-- start --

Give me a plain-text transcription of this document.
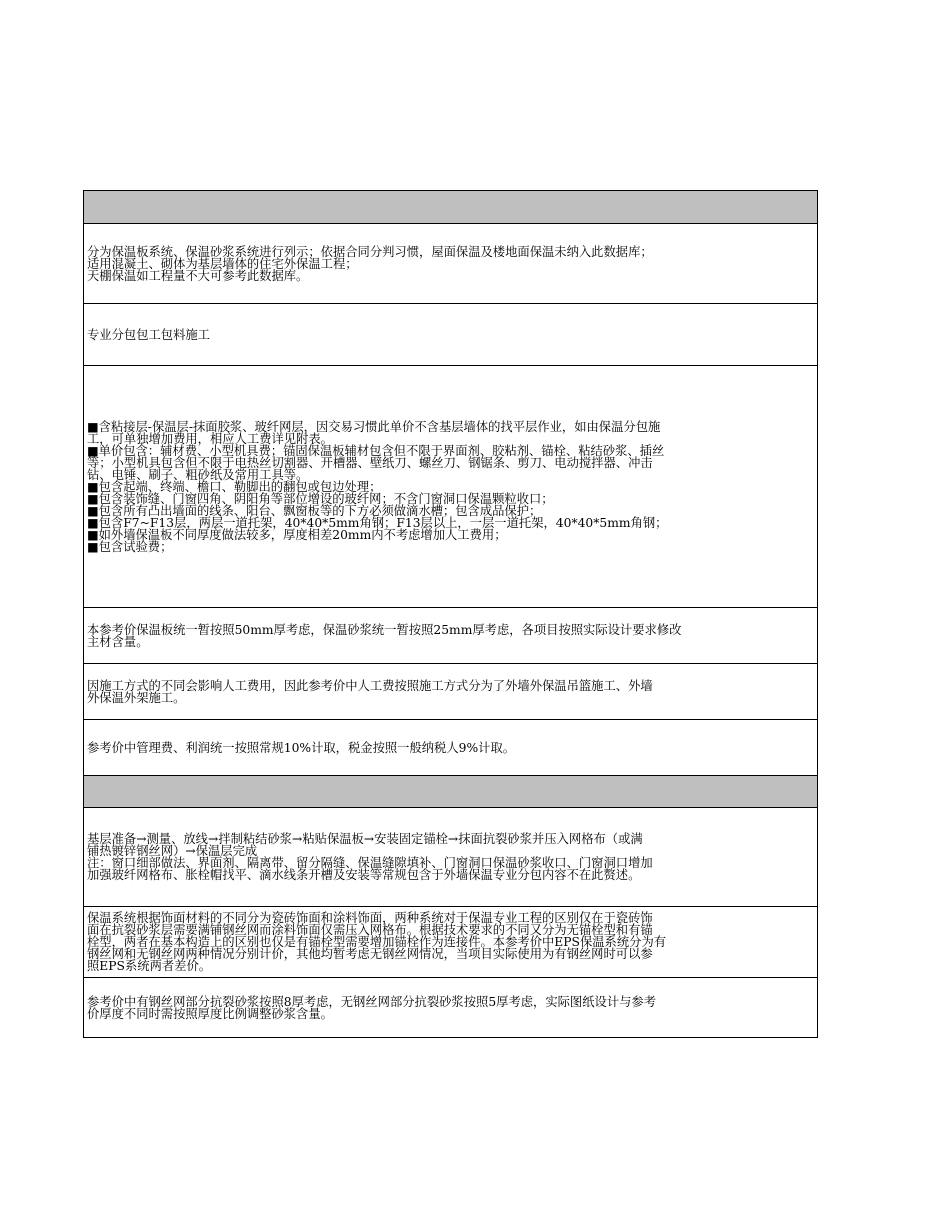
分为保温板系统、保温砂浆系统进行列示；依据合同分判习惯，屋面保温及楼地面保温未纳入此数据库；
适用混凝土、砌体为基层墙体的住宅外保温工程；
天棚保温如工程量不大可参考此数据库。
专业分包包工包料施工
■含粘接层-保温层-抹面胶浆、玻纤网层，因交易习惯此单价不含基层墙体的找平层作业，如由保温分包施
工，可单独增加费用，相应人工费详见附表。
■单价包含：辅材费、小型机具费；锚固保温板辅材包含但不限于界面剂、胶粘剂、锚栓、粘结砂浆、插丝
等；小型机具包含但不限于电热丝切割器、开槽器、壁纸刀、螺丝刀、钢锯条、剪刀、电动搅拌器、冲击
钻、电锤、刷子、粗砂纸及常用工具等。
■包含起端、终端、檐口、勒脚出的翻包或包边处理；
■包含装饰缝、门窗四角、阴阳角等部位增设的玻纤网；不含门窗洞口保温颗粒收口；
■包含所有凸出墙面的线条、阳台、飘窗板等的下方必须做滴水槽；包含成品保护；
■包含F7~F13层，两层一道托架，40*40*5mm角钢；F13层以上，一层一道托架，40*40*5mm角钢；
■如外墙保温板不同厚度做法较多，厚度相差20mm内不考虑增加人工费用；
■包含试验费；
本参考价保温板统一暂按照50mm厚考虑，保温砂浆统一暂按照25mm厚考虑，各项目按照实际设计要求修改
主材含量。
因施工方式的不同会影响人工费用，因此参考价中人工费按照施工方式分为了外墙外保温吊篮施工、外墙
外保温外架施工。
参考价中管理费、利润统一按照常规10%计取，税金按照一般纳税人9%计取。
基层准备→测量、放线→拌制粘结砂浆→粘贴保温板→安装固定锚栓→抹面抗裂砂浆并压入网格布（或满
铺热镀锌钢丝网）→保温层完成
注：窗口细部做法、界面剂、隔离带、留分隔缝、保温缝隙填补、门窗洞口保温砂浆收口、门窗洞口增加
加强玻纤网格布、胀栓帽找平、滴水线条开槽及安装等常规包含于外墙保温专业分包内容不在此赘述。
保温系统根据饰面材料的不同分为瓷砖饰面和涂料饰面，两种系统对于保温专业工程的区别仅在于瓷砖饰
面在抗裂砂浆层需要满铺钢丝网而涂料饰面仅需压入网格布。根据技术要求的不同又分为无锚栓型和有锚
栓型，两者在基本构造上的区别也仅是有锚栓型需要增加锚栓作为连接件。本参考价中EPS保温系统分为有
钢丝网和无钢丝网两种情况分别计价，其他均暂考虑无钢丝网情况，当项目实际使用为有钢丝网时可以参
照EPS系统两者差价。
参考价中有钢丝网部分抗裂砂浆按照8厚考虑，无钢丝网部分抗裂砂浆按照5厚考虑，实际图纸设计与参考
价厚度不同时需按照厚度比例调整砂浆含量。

-- end --

Transcribe the full listing above exactly, with the images removed.

- **Written reply**:
Give me a plain-text transcription of this document.
分为保温板系统、保温砂浆系统进行列示；依据合同分判习惯，屋面保温及楼地面保温未纳入此数据库；
适用混凝土、砌体为基层墙体的住宅外保温工程；
天棚保温如工程量不大可参考此数据库。
专业分包包工包料施工
■含粘接层-保温层-抹面胶浆、玻纤网层，因交易习惯此单价不含基层墙体的找平层作业，如由保温分包施
工，可单独增加费用，相应人工费详见附表。
■单价包含：辅材费、小型机具费；锚固保温板辅材包含但不限于界面剂、胶粘剂、锚栓、粘结砂浆、插丝
等；小型机具包含但不限于电热丝切割器、开槽器、壁纸刀、螺丝刀、钢锯条、剪刀、电动搅拌器、冲击
钻、电锤、刷子、粗砂纸及常用工具等。
■包含起端、终端、檐口、勒脚出的翻包或包边处理；
■包含装饰缝、门窗四角、阴阳角等部位增设的玻纤网；不含门窗洞口保温颗粒收口；
■包含所有凸出墙面的线条、阳台、飘窗板等的下方必须做滴水槽；包含成品保护；
■包含F7~F13层，两层一道托架，40*40*5mm角钢；F13层以上，一层一道托架，40*40*5mm角钢；
■如外墙保温板不同厚度做法较多，厚度相差20mm内不考虑增加人工费用；
■包含试验费；
本参考价保温板统一暂按照50mm厚考虑，保温砂浆统一暂按照25mm厚考虑，各项目按照实际设计要求修改
主材含量。
因施工方式的不同会影响人工费用，因此参考价中人工费按照施工方式分为了外墙外保温吊篮施工、外墙
外保温外架施工。
参考价中管理费、利润统一按照常规10%计取，税金按照一般纳税人9%计取。
基层准备→测量、放线→拌制粘结砂浆→粘贴保温板→安装固定锚栓→抹面抗裂砂浆并压入网格布（或满
铺热镀锌钢丝网）→保温层完成
注：窗口细部做法、界面剂、隔离带、留分隔缝、保温缝隙填补、门窗洞口保温砂浆收口、门窗洞口增加
加强玻纤网格布、胀栓帽找平、滴水线条开槽及安装等常规包含于外墙保温专业分包内容不在此赘述。
保温系统根据饰面材料的不同分为瓷砖饰面和涂料饰面，两种系统对于保温专业工程的区别仅在于瓷砖饰
面在抗裂砂浆层需要满铺钢丝网而涂料饰面仅需压入网格布。根据技术要求的不同又分为无锚栓型和有锚
栓型，两者在基本构造上的区别也仅是有锚栓型需要增加锚栓作为连接件。本参考价中EPS保温系统分为有
钢丝网和无钢丝网两种情况分别计价，其他均暂考虑无钢丝网情况，当项目实际使用为有钢丝网时可以参
照EPS系统两者差价。
参考价中有钢丝网部分抗裂砂浆按照8厚考虑，无钢丝网部分抗裂砂浆按照5厚考虑，实际图纸设计与参考
价厚度不同时需按照厚度比例调整砂浆含量。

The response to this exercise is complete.